### Exercise instructions
Find the line containing "Extract the structured" in the material below; copy that line and all following lines exactly.

Stored records
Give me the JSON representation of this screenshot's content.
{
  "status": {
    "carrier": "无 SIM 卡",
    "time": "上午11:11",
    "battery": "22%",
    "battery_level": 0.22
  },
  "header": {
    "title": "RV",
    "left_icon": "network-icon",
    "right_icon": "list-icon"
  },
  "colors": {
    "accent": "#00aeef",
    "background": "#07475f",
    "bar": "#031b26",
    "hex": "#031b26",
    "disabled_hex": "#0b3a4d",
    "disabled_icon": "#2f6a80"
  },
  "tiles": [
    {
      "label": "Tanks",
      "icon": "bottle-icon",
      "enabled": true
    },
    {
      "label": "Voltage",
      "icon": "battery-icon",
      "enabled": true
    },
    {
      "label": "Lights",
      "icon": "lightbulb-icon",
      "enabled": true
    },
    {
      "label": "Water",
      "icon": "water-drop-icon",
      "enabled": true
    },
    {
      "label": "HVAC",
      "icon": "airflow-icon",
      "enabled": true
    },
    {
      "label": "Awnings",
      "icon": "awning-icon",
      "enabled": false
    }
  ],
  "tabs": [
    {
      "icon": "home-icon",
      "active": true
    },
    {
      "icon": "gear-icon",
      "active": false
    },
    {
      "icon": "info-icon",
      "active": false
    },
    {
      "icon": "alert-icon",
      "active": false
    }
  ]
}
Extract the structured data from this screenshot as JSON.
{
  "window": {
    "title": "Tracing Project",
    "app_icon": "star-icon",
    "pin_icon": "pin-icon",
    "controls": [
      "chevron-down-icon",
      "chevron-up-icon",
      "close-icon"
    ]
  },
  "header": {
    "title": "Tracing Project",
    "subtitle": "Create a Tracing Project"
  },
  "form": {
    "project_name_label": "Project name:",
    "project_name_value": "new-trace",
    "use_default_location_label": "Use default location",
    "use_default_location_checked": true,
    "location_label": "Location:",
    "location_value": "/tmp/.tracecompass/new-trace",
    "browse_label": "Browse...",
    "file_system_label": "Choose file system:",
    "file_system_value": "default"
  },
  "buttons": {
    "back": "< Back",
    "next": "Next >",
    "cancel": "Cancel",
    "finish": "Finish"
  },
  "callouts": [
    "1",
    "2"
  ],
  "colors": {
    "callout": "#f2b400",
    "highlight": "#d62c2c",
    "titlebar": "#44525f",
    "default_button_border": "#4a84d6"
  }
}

### Exercise solution
Extract the structured data from this screenshot as JSON.
{
  "window": {
    "title": "Tracing Project",
    "app_icon": "star-icon",
    "pin_icon": "pin-icon",
    "controls": [
      "chevron-down-icon",
      "chevron-up-icon",
      "close-icon"
    ]
  },
  "header": {
    "title": "Tracing Project",
    "subtitle": "Create a Tracing Project"
  },
  "form": {
    "project_name_label": "Project name:",
    "project_name_value": "new-trace",
    "use_default_location_label": "Use default location",
    "use_default_location_checked": true,
    "location_label": "Location:",
    "location_value": "/tmp/.tracecompass/new-trace",
    "browse_label": "Browse...",
    "file_system_label": "Choose file system:",
    "file_system_value": "default"
  },
  "buttons": {
    "back": "< Back",
    "next": "Next >",
    "cancel": "Cancel",
    "finish": "Finish"
  },
  "callouts": [
    "1",
    "2"
  ],
  "colors": {
    "callout": "#f2b400",
    "highlight": "#d62c2c",
    "titlebar": "#44525f",
    "default_button_border": "#4a84d6"
  }
}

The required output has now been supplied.